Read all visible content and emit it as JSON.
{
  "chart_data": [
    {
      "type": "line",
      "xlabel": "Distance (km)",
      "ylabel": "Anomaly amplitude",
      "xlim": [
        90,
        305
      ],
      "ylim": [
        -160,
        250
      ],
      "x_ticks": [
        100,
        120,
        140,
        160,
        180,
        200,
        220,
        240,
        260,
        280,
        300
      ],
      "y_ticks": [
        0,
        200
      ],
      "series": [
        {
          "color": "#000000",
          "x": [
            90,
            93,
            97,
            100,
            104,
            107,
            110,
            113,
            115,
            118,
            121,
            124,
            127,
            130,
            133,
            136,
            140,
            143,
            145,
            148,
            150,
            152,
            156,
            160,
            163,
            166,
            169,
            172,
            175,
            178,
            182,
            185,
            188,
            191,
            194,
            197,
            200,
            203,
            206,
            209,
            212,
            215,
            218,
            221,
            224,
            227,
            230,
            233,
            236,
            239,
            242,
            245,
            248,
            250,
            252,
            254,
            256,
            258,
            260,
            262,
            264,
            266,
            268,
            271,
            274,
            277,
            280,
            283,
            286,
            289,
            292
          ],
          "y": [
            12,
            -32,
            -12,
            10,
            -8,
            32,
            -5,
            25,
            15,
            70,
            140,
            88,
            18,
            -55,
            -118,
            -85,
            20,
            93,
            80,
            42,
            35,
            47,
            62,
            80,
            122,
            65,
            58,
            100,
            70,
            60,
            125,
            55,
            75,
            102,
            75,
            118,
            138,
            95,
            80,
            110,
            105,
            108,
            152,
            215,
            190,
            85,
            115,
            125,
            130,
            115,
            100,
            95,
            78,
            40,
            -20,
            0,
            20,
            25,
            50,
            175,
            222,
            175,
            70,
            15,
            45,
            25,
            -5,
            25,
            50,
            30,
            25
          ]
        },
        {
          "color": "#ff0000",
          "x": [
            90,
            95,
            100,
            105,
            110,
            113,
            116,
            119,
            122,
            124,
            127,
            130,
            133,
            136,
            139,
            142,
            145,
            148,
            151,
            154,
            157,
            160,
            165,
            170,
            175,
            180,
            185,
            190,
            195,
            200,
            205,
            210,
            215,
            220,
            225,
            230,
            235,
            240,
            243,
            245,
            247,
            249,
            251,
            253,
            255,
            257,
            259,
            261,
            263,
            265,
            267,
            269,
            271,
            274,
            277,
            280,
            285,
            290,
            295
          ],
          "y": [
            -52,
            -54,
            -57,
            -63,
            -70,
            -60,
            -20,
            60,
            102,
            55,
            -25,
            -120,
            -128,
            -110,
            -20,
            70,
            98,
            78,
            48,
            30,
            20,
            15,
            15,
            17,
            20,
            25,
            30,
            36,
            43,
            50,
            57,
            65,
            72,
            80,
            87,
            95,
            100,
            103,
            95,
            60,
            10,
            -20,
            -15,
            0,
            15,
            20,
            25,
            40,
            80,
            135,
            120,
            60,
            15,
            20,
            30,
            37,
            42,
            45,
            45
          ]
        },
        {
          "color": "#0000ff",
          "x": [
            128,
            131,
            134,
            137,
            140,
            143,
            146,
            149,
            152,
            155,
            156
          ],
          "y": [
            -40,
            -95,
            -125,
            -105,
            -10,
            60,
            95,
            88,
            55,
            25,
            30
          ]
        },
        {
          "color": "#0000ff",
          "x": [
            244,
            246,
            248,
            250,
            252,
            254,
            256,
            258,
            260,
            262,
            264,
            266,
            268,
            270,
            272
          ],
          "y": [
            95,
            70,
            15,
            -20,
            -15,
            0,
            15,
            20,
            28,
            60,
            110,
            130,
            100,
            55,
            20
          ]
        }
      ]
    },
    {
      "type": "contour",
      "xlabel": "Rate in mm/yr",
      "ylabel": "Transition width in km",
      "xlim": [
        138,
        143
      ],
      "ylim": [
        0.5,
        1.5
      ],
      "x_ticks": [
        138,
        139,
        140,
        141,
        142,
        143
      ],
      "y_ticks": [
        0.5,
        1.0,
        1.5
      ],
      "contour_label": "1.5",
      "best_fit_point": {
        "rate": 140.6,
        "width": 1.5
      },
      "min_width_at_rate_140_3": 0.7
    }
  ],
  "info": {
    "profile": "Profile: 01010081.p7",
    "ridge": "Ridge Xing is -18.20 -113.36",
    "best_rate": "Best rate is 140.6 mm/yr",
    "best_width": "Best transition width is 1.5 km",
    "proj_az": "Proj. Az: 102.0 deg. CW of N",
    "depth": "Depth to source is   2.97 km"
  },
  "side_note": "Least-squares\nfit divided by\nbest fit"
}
════════════════
## EXERCISE OBJECTIVE
Above are the records; retype every one exactly.

## ANSWER TO THIS TASK
Read all visible content and emit it as JSON.
{
  "chart_data": [
    {
      "type": "line",
      "xlabel": "Distance (km)",
      "ylabel": "Anomaly amplitude",
      "xlim": [
        90,
        305
      ],
      "ylim": [
        -160,
        250
      ],
      "x_ticks": [
        100,
        120,
        140,
        160,
        180,
        200,
        220,
        240,
        260,
        280,
        300
      ],
      "y_ticks": [
        0,
        200
      ],
      "series": [
        {
          "color": "#000000",
          "x": [
            90,
            93,
            97,
            100,
            104,
            107,
            110,
            113,
            115,
            118,
            121,
            124,
            127,
            130,
            133,
            136,
            140,
            143,
            145,
            148,
            150,
            152,
            156,
            160,
            163,
            166,
            169,
            172,
            175,
            178,
            182,
            185,
            188,
            191,
            194,
            197,
            200,
            203,
            206,
            209,
            212,
            215,
            218,
            221,
            224,
            227,
            230,
            233,
            236,
            239,
            242,
            245,
            248,
            250,
            252,
            254,
            256,
            258,
            260,
            262,
            264,
            266,
            268,
            271,
            274,
            277,
            280,
            283,
            286,
            289,
            292
          ],
          "y": [
            12,
            -32,
            -12,
            10,
            -8,
            32,
            -5,
            25,
            15,
            70,
            140,
            88,
            18,
            -55,
            -118,
            -85,
            20,
            93,
            80,
            42,
            35,
            47,
            62,
            80,
            122,
            65,
            58,
            100,
            70,
            60,
            125,
            55,
            75,
            102,
            75,
            118,
            138,
            95,
            80,
            110,
            105,
            108,
            152,
            215,
            190,
            85,
            115,
            125,
            130,
            115,
            100,
            95,
            78,
            40,
            -20,
            0,
            20,
            25,
            50,
            175,
            222,
            175,
            70,
            15,
            45,
            25,
            -5,
            25,
            50,
            30,
            25
          ]
        },
        {
          "color": "#ff0000",
          "x": [
            90,
            95,
            100,
            105,
            110,
            113,
            116,
            119,
            122,
            124,
            127,
            130,
            133,
            136,
            139,
            142,
            145,
            148,
            151,
            154,
            157,
            160,
            165,
            170,
            175,
            180,
            185,
            190,
            195,
            200,
            205,
            210,
            215,
            220,
            225,
            230,
            235,
            240,
            243,
            245,
            247,
            249,
            251,
            253,
            255,
            257,
            259,
            261,
            263,
            265,
            267,
            269,
            271,
            274,
            277,
            280,
            285,
            290,
            295
          ],
          "y": [
            -52,
            -54,
            -57,
            -63,
            -70,
            -60,
            -20,
            60,
            102,
            55,
            -25,
            -120,
            -128,
            -110,
            -20,
            70,
            98,
            78,
            48,
            30,
            20,
            15,
            15,
            17,
            20,
            25,
            30,
            36,
            43,
            50,
            57,
            65,
            72,
            80,
            87,
            95,
            100,
            103,
            95,
            60,
            10,
            -20,
            -15,
            0,
            15,
            20,
            25,
            40,
            80,
            135,
            120,
            60,
            15,
            20,
            30,
            37,
            42,
            45,
            45
          ]
        },
        {
          "color": "#0000ff",
          "x": [
            128,
            131,
            134,
            137,
            140,
            143,
            146,
            149,
            152,
            155,
            156
          ],
          "y": [
            -40,
            -95,
            -125,
            -105,
            -10,
            60,
            95,
            88,
            55,
            25,
            30
          ]
        },
        {
          "color": "#0000ff",
          "x": [
            244,
            246,
            248,
            250,
            252,
            254,
            256,
            258,
            260,
            262,
            264,
            266,
            268,
            270,
            272
          ],
          "y": [
            95,
            70,
            15,
            -20,
            -15,
            0,
            15,
            20,
            28,
            60,
            110,
            130,
            100,
            55,
            20
          ]
        }
      ]
    },
    {
      "type": "contour",
      "xlabel": "Rate in mm/yr",
      "ylabel": "Transition width in km",
      "xlim": [
        138,
        143
      ],
      "ylim": [
        0.5,
        1.5
      ],
      "x_ticks": [
        138,
        139,
        140,
        141,
        142,
        143
      ],
      "y_ticks": [
        0.5,
        1.0,
        1.5
      ],
      "contour_label": "1.5",
      "best_fit_point": {
        "rate": 140.6,
        "width": 1.5
      },
      "min_width_at_rate_140_3": 0.7
    }
  ],
  "info": {
    "profile": "Profile: 01010081.p7",
    "ridge": "Ridge Xing is -18.20 -113.36",
    "best_rate": "Best rate is 140.6 mm/yr",
    "best_width": "Best transition width is 1.5 km",
    "proj_az": "Proj. Az: 102.0 deg. CW of N",
    "depth": "Depth to source is   2.97 km"
  },
  "side_note": "Least-squares\nfit divided by\nbest fit"
}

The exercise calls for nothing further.